Work to be completed = Will you give every entry again exactly as it stands?

== Extracted material ==

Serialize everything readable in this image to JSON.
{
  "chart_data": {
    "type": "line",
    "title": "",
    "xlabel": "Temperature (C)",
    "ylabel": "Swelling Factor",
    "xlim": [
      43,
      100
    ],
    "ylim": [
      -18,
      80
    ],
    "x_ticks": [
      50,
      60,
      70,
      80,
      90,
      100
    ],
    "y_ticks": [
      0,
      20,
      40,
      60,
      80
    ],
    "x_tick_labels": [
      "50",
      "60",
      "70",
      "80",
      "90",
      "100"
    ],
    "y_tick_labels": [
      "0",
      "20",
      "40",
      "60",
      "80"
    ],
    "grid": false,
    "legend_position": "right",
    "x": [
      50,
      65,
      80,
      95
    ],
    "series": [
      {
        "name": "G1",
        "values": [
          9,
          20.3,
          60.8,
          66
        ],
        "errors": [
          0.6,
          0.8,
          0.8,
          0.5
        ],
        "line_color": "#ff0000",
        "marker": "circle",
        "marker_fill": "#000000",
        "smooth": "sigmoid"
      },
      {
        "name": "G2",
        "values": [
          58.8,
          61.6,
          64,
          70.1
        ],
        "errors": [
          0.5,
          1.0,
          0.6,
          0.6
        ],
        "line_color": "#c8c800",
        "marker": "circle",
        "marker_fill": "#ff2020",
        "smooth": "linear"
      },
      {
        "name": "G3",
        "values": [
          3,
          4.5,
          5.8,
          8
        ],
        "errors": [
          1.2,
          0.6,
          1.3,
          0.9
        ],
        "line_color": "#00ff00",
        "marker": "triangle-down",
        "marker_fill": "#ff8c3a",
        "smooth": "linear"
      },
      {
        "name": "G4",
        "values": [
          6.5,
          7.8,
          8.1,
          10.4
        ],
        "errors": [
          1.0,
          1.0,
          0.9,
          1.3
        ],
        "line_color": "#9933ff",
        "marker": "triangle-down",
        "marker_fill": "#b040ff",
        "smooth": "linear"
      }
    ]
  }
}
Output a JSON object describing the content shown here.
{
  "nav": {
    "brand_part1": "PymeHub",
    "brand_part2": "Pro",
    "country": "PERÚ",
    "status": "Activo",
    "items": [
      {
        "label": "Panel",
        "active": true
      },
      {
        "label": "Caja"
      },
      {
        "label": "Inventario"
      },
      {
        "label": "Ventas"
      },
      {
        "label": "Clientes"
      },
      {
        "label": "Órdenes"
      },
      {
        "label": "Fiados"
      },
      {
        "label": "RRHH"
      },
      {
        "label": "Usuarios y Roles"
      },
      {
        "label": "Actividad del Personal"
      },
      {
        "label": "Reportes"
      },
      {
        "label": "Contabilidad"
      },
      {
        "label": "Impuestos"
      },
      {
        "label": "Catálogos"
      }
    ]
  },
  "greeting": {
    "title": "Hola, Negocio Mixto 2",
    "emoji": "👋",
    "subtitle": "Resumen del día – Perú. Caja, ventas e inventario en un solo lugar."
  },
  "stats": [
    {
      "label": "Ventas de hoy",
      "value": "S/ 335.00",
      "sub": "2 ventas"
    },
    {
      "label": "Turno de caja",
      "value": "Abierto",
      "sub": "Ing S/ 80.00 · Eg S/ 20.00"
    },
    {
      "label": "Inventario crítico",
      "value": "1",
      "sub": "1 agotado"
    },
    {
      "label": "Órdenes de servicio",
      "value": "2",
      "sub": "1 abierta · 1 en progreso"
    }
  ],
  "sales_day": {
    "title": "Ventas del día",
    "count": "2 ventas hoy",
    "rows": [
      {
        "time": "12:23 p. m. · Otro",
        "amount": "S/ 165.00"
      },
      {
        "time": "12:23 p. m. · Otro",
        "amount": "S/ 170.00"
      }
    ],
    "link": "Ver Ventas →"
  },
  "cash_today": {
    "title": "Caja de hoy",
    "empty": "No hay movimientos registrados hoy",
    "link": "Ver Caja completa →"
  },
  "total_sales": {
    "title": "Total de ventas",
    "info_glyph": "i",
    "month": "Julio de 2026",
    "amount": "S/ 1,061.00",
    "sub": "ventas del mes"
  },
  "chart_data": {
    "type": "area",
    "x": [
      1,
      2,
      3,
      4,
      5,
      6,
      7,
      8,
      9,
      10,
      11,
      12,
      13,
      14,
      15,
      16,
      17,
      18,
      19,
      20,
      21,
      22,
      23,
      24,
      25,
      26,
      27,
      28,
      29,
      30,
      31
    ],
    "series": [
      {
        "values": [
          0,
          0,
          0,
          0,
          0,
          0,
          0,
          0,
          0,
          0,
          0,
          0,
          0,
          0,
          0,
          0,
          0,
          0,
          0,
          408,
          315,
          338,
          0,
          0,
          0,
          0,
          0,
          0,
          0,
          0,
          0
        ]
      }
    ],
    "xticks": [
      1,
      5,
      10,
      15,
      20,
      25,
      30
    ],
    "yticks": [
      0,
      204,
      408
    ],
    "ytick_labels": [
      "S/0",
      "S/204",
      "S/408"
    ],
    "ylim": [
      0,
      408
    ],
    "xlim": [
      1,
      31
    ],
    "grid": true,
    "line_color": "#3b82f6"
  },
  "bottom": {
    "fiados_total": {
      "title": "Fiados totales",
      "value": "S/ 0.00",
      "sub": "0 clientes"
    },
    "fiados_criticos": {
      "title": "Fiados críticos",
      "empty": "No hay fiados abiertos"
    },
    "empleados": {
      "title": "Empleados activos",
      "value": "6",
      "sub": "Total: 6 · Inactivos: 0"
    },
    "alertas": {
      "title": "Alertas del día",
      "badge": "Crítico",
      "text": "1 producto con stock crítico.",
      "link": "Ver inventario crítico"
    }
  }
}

===

The response =
Serialize everything readable in this image to JSON.
{
  "chart_data": {
    "type": "line",
    "title": "",
    "xlabel": "Temperature (C)",
    "ylabel": "Swelling Factor",
    "xlim": [
      43,
      100
    ],
    "ylim": [
      -18,
      80
    ],
    "x_ticks": [
      50,
      60,
      70,
      80,
      90,
      100
    ],
    "y_ticks": [
      0,
      20,
      40,
      60,
      80
    ],
    "x_tick_labels": [
      "50",
      "60",
      "70",
      "80",
      "90",
      "100"
    ],
    "y_tick_labels": [
      "0",
      "20",
      "40",
      "60",
      "80"
    ],
    "grid": false,
    "legend_position": "right",
    "x": [
      50,
      65,
      80,
      95
    ],
    "series": [
      {
        "name": "G1",
        "values": [
          9,
          20.3,
          60.8,
          66
        ],
        "errors": [
          0.6,
          0.8,
          0.8,
          0.5
        ],
        "line_color": "#ff0000",
        "marker": "circle",
        "marker_fill": "#000000",
        "smooth": "sigmoid"
      },
      {
        "name": "G2",
        "values": [
          58.8,
          61.6,
          64,
          70.1
        ],
        "errors": [
          0.5,
          1.0,
          0.6,
          0.6
        ],
        "line_color": "#c8c800",
        "marker": "circle",
        "marker_fill": "#ff2020",
        "smooth": "linear"
      },
      {
        "name": "G3",
        "values": [
          3,
          4.5,
          5.8,
          8
        ],
        "errors": [
          1.2,
          0.6,
          1.3,
          0.9
        ],
        "line_color": "#00ff00",
        "marker": "triangle-down",
        "marker_fill": "#ff8c3a",
        "smooth": "linear"
      },
      {
        "name": "G4",
        "values": [
          6.5,
          7.8,
          8.1,
          10.4
        ],
        "errors": [
          1.0,
          1.0,
          0.9,
          1.3
        ],
        "line_color": "#9933ff",
        "marker": "triangle-down",
        "marker_fill": "#b040ff",
        "smooth": "linear"
      }
    ]
  }
}
Output a JSON object describing the content shown here.
{
  "nav": {
    "brand_part1": "PymeHub",
    "brand_part2": "Pro",
    "country": "PERÚ",
    "status": "Activo",
    "items": [
      {
        "label": "Panel",
        "active": true
      },
      {
        "label": "Caja"
      },
      {
        "label": "Inventario"
      },
      {
        "label": "Ventas"
      },
      {
        "label": "Clientes"
      },
      {
        "label": "Órdenes"
      },
      {
        "label": "Fiados"
      },
      {
        "label": "RRHH"
      },
      {
        "label": "Usuarios y Roles"
      },
      {
        "label": "Actividad del Personal"
      },
      {
        "label": "Reportes"
      },
      {
        "label": "Contabilidad"
      },
      {
        "label": "Impuestos"
      },
      {
        "label": "Catálogos"
      }
    ]
  },
  "greeting": {
    "title": "Hola, Negocio Mixto 2",
    "emoji": "👋",
    "subtitle": "Resumen del día – Perú. Caja, ventas e inventario en un solo lugar."
  },
  "stats": [
    {
      "label": "Ventas de hoy",
      "value": "S/ 335.00",
      "sub": "2 ventas"
    },
    {
      "label": "Turno de caja",
      "value": "Abierto",
      "sub": "Ing S/ 80.00 · Eg S/ 20.00"
    },
    {
      "label": "Inventario crítico",
      "value": "1",
      "sub": "1 agotado"
    },
    {
      "label": "Órdenes de servicio",
      "value": "2",
      "sub": "1 abierta · 1 en progreso"
    }
  ],
  "sales_day": {
    "title": "Ventas del día",
    "count": "2 ventas hoy",
    "rows": [
      {
        "time": "12:23 p. m. · Otro",
        "amount": "S/ 165.00"
      },
      {
        "time": "12:23 p. m. · Otro",
        "amount": "S/ 170.00"
      }
    ],
    "link": "Ver Ventas →"
  },
  "cash_today": {
    "title": "Caja de hoy",
    "empty": "No hay movimientos registrados hoy",
    "link": "Ver Caja completa →"
  },
  "total_sales": {
    "title": "Total de ventas",
    "info_glyph": "i",
    "month": "Julio de 2026",
    "amount": "S/ 1,061.00",
    "sub": "ventas del mes"
  },
  "chart_data": {
    "type": "area",
    "x": [
      1,
      2,
      3,
      4,
      5,
      6,
      7,
      8,
      9,
      10,
      11,
      12,
      13,
      14,
      15,
      16,
      17,
      18,
      19,
      20,
      21,
      22,
      23,
      24,
      25,
      26,
      27,
      28,
      29,
      30,
      31
    ],
    "series": [
      {
        "values": [
          0,
          0,
          0,
          0,
          0,
          0,
          0,
          0,
          0,
          0,
          0,
          0,
          0,
          0,
          0,
          0,
          0,
          0,
          0,
          408,
          315,
          338,
          0,
          0,
          0,
          0,
          0,
          0,
          0,
          0,
          0
        ]
      }
    ],
    "xticks": [
      1,
      5,
      10,
      15,
      20,
      25,
      30
    ],
    "yticks": [
      0,
      204,
      408
    ],
    "ytick_labels": [
      "S/0",
      "S/204",
      "S/408"
    ],
    "ylim": [
      0,
      408
    ],
    "xlim": [
      1,
      31
    ],
    "grid": true,
    "line_color": "#3b82f6"
  },
  "bottom": {
    "fiados_total": {
      "title": "Fiados totales",
      "value": "S/ 0.00",
      "sub": "0 clientes"
    },
    "fiados_criticos": {
      "title": "Fiados críticos",
      "empty": "No hay fiados abiertos"
    },
    "empleados": {
      "title": "Empleados activos",
      "value": "6",
      "sub": "Total: 6 · Inactivos: 0"
    },
    "alertas": {
      "title": "Alertas del día",
      "badge": "Crítico",
      "text": "1 producto con stock crítico.",
      "link": "Ver inventario crítico"
    }
  }
}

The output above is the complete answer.